WHAT YOU WILL DO -
Please give the listing again, word for word, with nothing left out.

______

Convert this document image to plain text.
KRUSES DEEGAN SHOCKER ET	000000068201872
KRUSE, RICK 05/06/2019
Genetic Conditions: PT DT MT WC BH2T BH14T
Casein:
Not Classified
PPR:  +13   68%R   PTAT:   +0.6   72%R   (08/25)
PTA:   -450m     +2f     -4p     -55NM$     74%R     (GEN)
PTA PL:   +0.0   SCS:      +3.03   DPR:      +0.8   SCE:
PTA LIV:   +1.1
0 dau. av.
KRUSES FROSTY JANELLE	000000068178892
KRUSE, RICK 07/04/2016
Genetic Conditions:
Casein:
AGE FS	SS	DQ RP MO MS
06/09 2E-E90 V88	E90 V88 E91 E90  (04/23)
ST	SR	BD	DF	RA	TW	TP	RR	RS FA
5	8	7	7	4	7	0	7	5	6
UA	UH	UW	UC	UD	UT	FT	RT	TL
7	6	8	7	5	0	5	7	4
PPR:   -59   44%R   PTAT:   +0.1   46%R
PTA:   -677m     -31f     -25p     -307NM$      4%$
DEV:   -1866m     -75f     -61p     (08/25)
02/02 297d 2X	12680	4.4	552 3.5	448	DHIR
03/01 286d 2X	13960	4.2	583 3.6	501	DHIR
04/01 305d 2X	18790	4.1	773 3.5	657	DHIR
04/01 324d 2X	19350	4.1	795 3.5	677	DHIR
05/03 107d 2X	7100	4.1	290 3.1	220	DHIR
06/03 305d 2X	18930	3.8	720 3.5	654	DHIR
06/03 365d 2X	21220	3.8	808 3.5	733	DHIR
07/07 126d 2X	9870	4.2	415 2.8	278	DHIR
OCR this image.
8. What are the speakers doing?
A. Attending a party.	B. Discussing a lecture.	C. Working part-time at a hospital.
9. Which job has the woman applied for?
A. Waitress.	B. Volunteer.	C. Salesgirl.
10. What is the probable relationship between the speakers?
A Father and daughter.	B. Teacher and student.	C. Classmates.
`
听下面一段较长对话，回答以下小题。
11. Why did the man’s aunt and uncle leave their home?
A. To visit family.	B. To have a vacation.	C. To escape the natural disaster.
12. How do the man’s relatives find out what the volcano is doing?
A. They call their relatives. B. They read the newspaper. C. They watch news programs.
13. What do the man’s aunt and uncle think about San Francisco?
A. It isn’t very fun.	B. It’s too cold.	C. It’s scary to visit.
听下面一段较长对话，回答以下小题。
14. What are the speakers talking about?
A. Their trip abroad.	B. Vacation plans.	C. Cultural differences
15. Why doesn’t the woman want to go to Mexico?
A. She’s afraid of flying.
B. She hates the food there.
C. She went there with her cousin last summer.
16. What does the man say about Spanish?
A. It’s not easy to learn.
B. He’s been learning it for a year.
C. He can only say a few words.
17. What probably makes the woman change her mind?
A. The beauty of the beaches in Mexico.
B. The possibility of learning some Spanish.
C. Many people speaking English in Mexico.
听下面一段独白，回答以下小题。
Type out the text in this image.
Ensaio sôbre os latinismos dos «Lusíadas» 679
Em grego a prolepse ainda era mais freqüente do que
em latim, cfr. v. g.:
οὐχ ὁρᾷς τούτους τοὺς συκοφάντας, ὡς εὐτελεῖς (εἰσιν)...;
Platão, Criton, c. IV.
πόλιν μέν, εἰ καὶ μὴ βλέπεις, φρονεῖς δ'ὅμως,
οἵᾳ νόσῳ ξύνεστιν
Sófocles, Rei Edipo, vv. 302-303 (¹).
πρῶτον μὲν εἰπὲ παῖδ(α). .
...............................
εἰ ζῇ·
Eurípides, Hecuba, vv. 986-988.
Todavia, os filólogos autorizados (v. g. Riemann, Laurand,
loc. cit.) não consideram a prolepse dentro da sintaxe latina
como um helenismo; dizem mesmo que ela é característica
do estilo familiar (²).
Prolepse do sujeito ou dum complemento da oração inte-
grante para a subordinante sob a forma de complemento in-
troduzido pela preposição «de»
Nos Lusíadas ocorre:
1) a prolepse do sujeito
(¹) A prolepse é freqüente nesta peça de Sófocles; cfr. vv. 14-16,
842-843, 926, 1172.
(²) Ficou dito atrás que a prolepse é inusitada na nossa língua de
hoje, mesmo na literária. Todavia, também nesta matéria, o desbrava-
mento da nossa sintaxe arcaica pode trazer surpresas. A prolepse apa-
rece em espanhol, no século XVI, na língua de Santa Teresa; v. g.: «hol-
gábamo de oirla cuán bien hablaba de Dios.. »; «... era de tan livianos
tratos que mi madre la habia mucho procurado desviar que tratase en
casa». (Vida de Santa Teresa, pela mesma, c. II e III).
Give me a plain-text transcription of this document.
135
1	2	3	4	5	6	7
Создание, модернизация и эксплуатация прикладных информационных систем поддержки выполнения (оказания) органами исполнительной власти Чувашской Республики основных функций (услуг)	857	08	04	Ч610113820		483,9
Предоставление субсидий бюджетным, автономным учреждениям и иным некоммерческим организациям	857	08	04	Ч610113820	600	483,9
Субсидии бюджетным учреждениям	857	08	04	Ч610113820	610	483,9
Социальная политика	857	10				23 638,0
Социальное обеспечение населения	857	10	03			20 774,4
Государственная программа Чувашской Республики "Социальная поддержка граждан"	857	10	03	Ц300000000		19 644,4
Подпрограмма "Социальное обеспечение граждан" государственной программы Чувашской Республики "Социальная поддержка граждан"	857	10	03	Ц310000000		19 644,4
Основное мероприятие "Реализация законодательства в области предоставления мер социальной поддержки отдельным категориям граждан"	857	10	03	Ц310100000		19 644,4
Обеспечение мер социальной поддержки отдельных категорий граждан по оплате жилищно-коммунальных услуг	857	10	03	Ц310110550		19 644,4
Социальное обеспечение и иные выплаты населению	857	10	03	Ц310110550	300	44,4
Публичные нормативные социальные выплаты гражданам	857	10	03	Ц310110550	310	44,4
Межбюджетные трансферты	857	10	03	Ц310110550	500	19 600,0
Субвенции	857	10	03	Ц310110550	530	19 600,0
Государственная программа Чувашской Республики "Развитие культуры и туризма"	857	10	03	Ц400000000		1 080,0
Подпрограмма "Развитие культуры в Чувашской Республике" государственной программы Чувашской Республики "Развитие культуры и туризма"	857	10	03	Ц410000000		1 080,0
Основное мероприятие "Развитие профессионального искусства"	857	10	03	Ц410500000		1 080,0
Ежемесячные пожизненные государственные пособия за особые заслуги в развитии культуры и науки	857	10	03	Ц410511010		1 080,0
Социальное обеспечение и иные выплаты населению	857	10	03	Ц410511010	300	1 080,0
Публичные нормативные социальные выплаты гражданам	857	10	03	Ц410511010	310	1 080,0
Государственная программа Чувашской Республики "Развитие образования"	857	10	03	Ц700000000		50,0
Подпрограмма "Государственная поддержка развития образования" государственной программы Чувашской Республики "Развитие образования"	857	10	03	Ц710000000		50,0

______

TASK SOLUTION -
Convert this document image to plain text.
KRUSES DEEGAN SHOCKER ET	000000068201872
KRUSE, RICK 05/06/2019
Genetic Conditions: PT DT MT WC BH2T BH14T
Casein:
Not Classified
PPR:  +13   68%R   PTAT:   +0.6   72%R   (08/25)
PTA:   -450m     +2f     -4p     -55NM$     74%R     (GEN)
PTA PL:   +0.0   SCS:      +3.03   DPR:      +0.8   SCE:
PTA LIV:   +1.1
0 dau. av.
KRUSES FROSTY JANELLE	000000068178892
KRUSE, RICK 07/04/2016
Genetic Conditions:
Casein:
AGE FS	SS	DQ RP MO MS
06/09 2E-E90 V88	E90 V88 E91 E90  (04/23)
ST	SR	BD	DF	RA	TW	TP	RR	RS FA
5	8	7	7	4	7	0	7	5	6
UA	UH	UW	UC	UD	UT	FT	RT	TL
7	6	8	7	5	0	5	7	4
PPR:   -59   44%R   PTAT:   +0.1   46%R
PTA:   -677m     -31f     -25p     -307NM$      4%$
DEV:   -1866m     -75f     -61p     (08/25)
02/02 297d 2X	12680	4.4	552 3.5	448	DHIR
03/01 286d 2X	13960	4.2	583 3.6	501	DHIR
04/01 305d 2X	18790	4.1	773 3.5	657	DHIR
04/01 324d 2X	19350	4.1	795 3.5	677	DHIR
05/03 107d 2X	7100	4.1	290 3.1	220	DHIR
06/03 305d 2X	18930	3.8	720 3.5	654	DHIR
06/03 365d 2X	21220	3.8	808 3.5	733	DHIR
07/07 126d 2X	9870	4.2	415 2.8	278	DHIR
OCR this image.
8. What are the speakers doing?
A. Attending a party.	B. Discussing a lecture.	C. Working part-time at a hospital.
9. Which job has the woman applied for?
A. Waitress.	B. Volunteer.	C. Salesgirl.
10. What is the probable relationship between the speakers?
A Father and daughter.	B. Teacher and student.	C. Classmates.
`
听下面一段较长对话，回答以下小题。
11. Why did the man’s aunt and uncle leave their home?
A. To visit family.	B. To have a vacation.	C. To escape the natural disaster.
12. How do the man’s relatives find out what the volcano is doing?
A. They call their relatives. B. They read the newspaper. C. They watch news programs.
13. What do the man’s aunt and uncle think about San Francisco?
A. It isn’t very fun.	B. It’s too cold.	C. It’s scary to visit.
听下面一段较长对话，回答以下小题。
14. What are the speakers talking about?
A. Their trip abroad.	B. Vacation plans.	C. Cultural differences
15. Why doesn’t the woman want to go to Mexico?
A. She’s afraid of flying.
B. She hates the food there.
C. She went there with her cousin last summer.
16. What does the man say about Spanish?
A. It’s not easy to learn.
B. He’s been learning it for a year.
C. He can only say a few words.
17. What probably makes the woman change her mind?
A. The beauty of the beaches in Mexico.
B. The possibility of learning some Spanish.
C. Many people speaking English in Mexico.
听下面一段独白，回答以下小题。
Type out the text in this image.
Ensaio sôbre os latinismos dos «Lusíadas» 679
Em grego a prolepse ainda era mais freqüente do que
em latim, cfr. v. g.:
οὐχ ὁρᾷς τούτους τοὺς συκοφάντας, ὡς εὐτελεῖς (εἰσιν)...;
Platão, Criton, c. IV.
πόλιν μέν, εἰ καὶ μὴ βλέπεις, φρονεῖς δ'ὅμως,
οἵᾳ νόσῳ ξύνεστιν
Sófocles, Rei Edipo, vv. 302-303 (¹).
πρῶτον μὲν εἰπὲ παῖδ(α). .
...............................
εἰ ζῇ·
Eurípides, Hecuba, vv. 986-988.
Todavia, os filólogos autorizados (v. g. Riemann, Laurand,
loc. cit.) não consideram a prolepse dentro da sintaxe latina
como um helenismo; dizem mesmo que ela é característica
do estilo familiar (²).
Prolepse do sujeito ou dum complemento da oração inte-
grante para a subordinante sob a forma de complemento in-
troduzido pela preposição «de»
Nos Lusíadas ocorre:
1) a prolepse do sujeito
(¹) A prolepse é freqüente nesta peça de Sófocles; cfr. vv. 14-16,
842-843, 926, 1172.
(²) Ficou dito atrás que a prolepse é inusitada na nossa língua de
hoje, mesmo na literária. Todavia, também nesta matéria, o desbrava-
mento da nossa sintaxe arcaica pode trazer surpresas. A prolepse apa-
rece em espanhol, no século XVI, na língua de Santa Teresa; v. g.: «hol-
gábamo de oirla cuán bien hablaba de Dios.. »; «... era de tan livianos
tratos que mi madre la habia mucho procurado desviar que tratase en
casa». (Vida de Santa Teresa, pela mesma, c. II e III).
Give me a plain-text transcription of this document.
135
1	2	3	4	5	6	7
Создание, модернизация и эксплуатация прикладных информационных систем поддержки выполнения (оказания) органами исполнительной власти Чувашской Республики основных функций (услуг)	857	08	04	Ч610113820		483,9
Предоставление субсидий бюджетным, автономным учреждениям и иным некоммерческим организациям	857	08	04	Ч610113820	600	483,9
Субсидии бюджетным учреждениям	857	08	04	Ч610113820	610	483,9
Социальная политика	857	10				23 638,0
Социальное обеспечение населения	857	10	03			20 774,4
Государственная программа Чувашской Республики "Социальная поддержка граждан"	857	10	03	Ц300000000		19 644,4
Подпрограмма "Социальное обеспечение граждан" государственной программы Чувашской Республики "Социальная поддержка граждан"	857	10	03	Ц310000000		19 644,4
Основное мероприятие "Реализация законодательства в области предоставления мер социальной поддержки отдельным категориям граждан"	857	10	03	Ц310100000		19 644,4
Обеспечение мер социальной поддержки отдельных категорий граждан по оплате жилищно-коммунальных услуг	857	10	03	Ц310110550		19 644,4
Социальное обеспечение и иные выплаты населению	857	10	03	Ц310110550	300	44,4
Публичные нормативные социальные выплаты гражданам	857	10	03	Ц310110550	310	44,4
Межбюджетные трансферты	857	10	03	Ц310110550	500	19 600,0
Субвенции	857	10	03	Ц310110550	530	19 600,0
Государственная программа Чувашской Республики "Развитие культуры и туризма"	857	10	03	Ц400000000		1 080,0
Подпрограмма "Развитие культуры в Чувашской Республике" государственной программы Чувашской Республики "Развитие культуры и туризма"	857	10	03	Ц410000000		1 080,0
Основное мероприятие "Развитие профессионального искусства"	857	10	03	Ц410500000		1 080,0
Ежемесячные пожизненные государственные пособия за особые заслуги в развитии культуры и науки	857	10	03	Ц410511010		1 080,0
Социальное обеспечение и иные выплаты населению	857	10	03	Ц410511010	300	1 080,0
Публичные нормативные социальные выплаты гражданам	857	10	03	Ц410511010	310	1 080,0
Государственная программа Чувашской Республики "Развитие образования"	857	10	03	Ц700000000		50,0
Подпрограмма "Государственная поддержка развития образования" государственной программы Чувашской Республики "Развитие образования"	857	10	03	Ц710000000		50,0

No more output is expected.